-- WHAT YOU SHOULD DO --
Filter the lines below, copying only those with the string "this".

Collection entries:

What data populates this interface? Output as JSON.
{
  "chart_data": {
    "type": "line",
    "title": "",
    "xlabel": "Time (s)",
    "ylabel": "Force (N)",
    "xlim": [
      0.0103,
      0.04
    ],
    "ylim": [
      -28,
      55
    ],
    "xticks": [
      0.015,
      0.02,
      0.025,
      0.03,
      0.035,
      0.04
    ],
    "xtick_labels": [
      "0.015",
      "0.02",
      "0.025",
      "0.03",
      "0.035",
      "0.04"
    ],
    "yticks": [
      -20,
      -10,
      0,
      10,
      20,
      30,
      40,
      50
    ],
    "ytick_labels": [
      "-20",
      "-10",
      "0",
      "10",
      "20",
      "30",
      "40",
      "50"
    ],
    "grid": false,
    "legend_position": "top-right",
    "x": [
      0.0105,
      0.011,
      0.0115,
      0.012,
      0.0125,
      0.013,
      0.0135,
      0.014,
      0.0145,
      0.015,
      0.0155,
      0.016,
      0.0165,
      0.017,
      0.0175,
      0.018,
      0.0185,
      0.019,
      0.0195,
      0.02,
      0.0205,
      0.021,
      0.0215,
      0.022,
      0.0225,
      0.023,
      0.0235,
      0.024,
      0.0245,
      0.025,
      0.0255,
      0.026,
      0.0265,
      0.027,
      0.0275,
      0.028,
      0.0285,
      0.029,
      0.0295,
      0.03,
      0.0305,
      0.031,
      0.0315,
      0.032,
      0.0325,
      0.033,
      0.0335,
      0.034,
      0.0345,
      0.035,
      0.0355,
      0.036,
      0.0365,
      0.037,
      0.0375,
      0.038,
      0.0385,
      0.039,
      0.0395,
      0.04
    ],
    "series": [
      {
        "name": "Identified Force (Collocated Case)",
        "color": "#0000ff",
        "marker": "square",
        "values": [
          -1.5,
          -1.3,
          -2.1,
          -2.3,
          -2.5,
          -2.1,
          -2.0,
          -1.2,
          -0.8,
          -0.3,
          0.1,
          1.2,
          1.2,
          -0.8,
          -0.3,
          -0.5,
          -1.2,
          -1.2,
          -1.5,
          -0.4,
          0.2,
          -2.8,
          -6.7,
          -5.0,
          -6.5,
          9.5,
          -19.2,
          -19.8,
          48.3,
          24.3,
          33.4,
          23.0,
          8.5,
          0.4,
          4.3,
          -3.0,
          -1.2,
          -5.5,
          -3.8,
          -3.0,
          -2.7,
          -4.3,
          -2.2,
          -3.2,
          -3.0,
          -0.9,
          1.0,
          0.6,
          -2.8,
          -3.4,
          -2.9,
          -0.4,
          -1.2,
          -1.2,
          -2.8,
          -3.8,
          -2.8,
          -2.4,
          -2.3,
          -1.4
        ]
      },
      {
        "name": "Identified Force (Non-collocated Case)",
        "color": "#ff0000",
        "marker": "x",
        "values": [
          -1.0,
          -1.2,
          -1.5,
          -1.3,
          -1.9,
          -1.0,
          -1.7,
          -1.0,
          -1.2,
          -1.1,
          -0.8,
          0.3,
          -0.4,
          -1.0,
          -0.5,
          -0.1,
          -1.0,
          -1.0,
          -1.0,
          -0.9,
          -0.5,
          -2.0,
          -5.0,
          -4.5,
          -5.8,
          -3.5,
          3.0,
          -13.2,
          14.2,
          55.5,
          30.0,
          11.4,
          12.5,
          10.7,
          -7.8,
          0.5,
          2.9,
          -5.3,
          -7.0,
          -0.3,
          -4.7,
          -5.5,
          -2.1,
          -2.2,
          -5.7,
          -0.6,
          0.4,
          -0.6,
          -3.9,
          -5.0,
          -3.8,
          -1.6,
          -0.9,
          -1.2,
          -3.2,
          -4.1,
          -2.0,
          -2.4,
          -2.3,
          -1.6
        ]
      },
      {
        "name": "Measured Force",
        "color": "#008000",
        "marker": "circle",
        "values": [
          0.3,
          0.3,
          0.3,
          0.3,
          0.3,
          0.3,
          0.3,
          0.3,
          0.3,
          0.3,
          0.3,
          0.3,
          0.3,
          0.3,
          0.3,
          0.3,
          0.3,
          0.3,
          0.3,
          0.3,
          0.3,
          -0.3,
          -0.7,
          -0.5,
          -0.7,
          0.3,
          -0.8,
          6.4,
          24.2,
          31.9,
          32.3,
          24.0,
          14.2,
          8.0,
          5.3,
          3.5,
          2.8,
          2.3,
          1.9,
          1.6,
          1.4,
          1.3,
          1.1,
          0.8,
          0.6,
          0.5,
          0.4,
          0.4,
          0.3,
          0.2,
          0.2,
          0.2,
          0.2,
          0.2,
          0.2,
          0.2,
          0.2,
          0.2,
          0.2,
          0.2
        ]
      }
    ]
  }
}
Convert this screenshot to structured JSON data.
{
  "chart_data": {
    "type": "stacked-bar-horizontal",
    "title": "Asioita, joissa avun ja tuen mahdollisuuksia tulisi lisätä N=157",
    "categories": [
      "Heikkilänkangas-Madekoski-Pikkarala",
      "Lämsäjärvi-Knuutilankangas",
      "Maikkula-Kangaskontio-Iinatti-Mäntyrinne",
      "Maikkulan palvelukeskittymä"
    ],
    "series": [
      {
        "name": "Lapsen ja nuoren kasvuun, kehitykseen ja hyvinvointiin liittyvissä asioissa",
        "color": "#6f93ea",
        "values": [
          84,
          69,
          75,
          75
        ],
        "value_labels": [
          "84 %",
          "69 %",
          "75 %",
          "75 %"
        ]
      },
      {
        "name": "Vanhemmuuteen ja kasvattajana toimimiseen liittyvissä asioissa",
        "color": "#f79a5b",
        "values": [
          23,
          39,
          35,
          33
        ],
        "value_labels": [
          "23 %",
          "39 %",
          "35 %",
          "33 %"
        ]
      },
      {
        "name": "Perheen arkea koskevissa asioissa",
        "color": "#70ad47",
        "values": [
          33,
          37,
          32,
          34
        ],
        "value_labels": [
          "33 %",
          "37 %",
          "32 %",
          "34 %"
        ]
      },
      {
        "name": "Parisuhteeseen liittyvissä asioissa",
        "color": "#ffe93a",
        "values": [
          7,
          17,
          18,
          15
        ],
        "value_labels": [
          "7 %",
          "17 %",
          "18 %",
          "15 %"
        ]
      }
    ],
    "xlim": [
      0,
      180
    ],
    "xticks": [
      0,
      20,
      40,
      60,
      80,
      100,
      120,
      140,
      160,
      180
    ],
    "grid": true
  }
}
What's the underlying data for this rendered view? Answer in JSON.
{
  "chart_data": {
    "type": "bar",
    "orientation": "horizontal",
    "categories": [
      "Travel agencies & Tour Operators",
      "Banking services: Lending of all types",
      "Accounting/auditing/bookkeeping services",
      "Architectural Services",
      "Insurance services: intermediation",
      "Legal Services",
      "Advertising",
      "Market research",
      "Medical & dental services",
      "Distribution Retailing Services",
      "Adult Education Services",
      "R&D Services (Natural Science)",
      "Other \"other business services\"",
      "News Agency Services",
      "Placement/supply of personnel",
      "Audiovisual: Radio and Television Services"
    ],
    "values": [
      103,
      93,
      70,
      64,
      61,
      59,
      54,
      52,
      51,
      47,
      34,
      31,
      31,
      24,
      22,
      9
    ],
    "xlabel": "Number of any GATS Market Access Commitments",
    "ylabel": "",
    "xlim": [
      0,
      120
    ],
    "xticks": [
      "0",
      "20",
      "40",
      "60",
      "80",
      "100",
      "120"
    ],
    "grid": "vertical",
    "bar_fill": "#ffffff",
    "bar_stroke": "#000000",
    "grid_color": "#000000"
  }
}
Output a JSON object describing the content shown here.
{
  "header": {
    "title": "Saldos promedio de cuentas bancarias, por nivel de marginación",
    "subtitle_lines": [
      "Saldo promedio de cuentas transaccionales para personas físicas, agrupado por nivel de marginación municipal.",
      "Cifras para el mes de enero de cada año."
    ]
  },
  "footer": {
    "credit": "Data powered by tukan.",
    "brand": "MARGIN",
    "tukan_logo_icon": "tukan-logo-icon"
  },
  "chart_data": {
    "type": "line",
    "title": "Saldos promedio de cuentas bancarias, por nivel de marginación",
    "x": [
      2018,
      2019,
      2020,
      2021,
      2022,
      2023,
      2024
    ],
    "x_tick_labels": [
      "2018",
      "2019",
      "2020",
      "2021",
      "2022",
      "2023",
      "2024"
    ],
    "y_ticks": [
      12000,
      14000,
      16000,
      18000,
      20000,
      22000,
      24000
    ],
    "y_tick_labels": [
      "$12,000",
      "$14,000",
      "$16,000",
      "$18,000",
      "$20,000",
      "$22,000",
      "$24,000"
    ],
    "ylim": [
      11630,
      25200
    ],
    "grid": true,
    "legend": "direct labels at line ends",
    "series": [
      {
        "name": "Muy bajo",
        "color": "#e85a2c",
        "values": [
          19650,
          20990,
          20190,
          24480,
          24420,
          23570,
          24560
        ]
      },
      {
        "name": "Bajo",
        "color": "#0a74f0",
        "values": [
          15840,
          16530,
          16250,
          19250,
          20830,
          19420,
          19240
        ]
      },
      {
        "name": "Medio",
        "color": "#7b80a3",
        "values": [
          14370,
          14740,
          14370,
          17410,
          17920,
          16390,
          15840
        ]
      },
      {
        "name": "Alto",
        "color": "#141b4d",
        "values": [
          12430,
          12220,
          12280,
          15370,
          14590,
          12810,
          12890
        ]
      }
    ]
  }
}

-- REPLY --
What data populates this interface? Output as JSON.
Convert this screenshot to structured JSON data.
What's the underlying data for this rendered view? Answer in JSON.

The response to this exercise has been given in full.